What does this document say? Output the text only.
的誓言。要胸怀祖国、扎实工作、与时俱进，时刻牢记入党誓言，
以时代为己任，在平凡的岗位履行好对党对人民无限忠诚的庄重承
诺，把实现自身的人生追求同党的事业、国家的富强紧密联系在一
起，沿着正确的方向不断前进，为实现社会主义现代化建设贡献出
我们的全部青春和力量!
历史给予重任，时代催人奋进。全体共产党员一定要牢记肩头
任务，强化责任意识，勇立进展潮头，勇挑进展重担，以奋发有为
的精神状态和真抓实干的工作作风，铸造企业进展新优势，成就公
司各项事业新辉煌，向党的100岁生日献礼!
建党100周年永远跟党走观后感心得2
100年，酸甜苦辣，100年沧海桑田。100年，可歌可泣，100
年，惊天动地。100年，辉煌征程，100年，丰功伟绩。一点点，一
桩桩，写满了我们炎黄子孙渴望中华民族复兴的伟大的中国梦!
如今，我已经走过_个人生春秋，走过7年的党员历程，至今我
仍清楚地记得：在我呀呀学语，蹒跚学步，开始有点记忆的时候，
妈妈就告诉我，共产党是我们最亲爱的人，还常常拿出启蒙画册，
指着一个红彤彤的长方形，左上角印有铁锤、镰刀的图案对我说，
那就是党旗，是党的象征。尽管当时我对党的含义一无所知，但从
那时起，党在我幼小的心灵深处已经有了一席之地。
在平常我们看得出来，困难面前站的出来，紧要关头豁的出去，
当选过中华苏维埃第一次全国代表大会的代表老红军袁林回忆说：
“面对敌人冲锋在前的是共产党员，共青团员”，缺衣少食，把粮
----
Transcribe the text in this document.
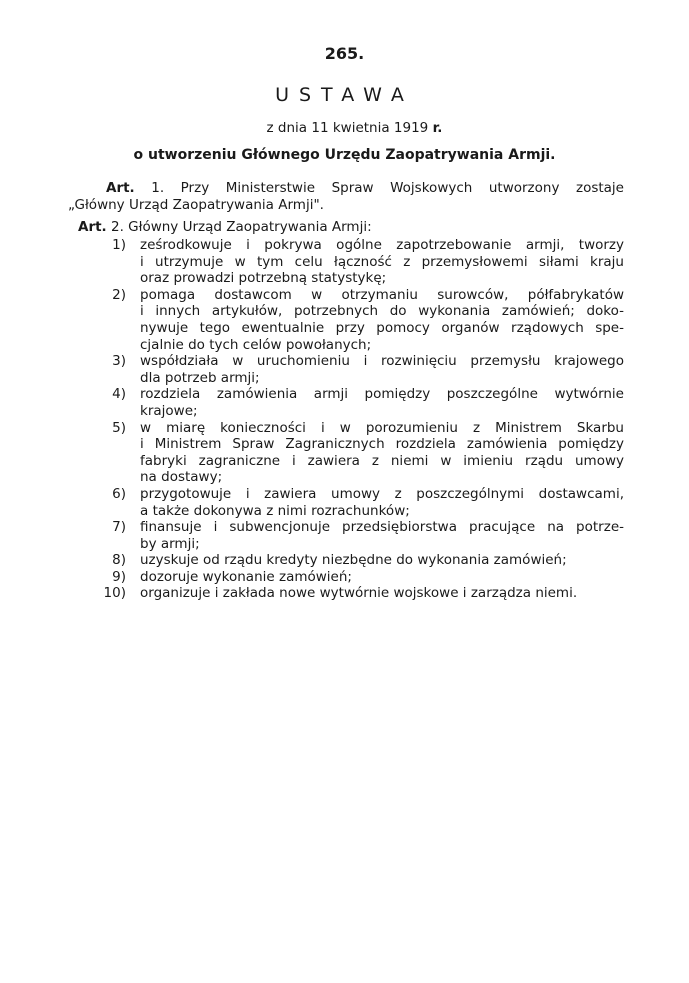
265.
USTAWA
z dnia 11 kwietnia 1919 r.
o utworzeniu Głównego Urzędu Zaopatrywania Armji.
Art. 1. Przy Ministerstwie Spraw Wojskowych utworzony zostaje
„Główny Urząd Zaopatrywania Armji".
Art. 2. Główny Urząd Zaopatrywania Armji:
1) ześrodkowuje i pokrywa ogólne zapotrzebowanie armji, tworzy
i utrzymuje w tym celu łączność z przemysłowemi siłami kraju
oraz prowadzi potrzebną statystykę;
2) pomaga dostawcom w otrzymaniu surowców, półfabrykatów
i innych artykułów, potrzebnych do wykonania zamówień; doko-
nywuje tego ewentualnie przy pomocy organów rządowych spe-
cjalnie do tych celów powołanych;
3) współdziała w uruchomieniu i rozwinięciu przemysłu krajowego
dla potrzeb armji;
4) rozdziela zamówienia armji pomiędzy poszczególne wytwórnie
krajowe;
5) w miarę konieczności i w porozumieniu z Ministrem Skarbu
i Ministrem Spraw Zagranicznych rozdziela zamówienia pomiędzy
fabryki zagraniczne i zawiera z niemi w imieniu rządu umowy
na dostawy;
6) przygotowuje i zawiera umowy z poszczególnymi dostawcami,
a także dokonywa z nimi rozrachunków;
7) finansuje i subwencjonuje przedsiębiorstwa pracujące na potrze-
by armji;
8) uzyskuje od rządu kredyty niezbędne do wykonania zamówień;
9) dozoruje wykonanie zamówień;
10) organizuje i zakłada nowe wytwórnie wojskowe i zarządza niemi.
----
Your task is to gather every line with the word "niemi" and copy it.

fabryki zagraniczne i zawiera z niemi w imieniu rządu umowy
10) organizuje i zakłada nowe wytwórnie wojskowe i zarządza niemi.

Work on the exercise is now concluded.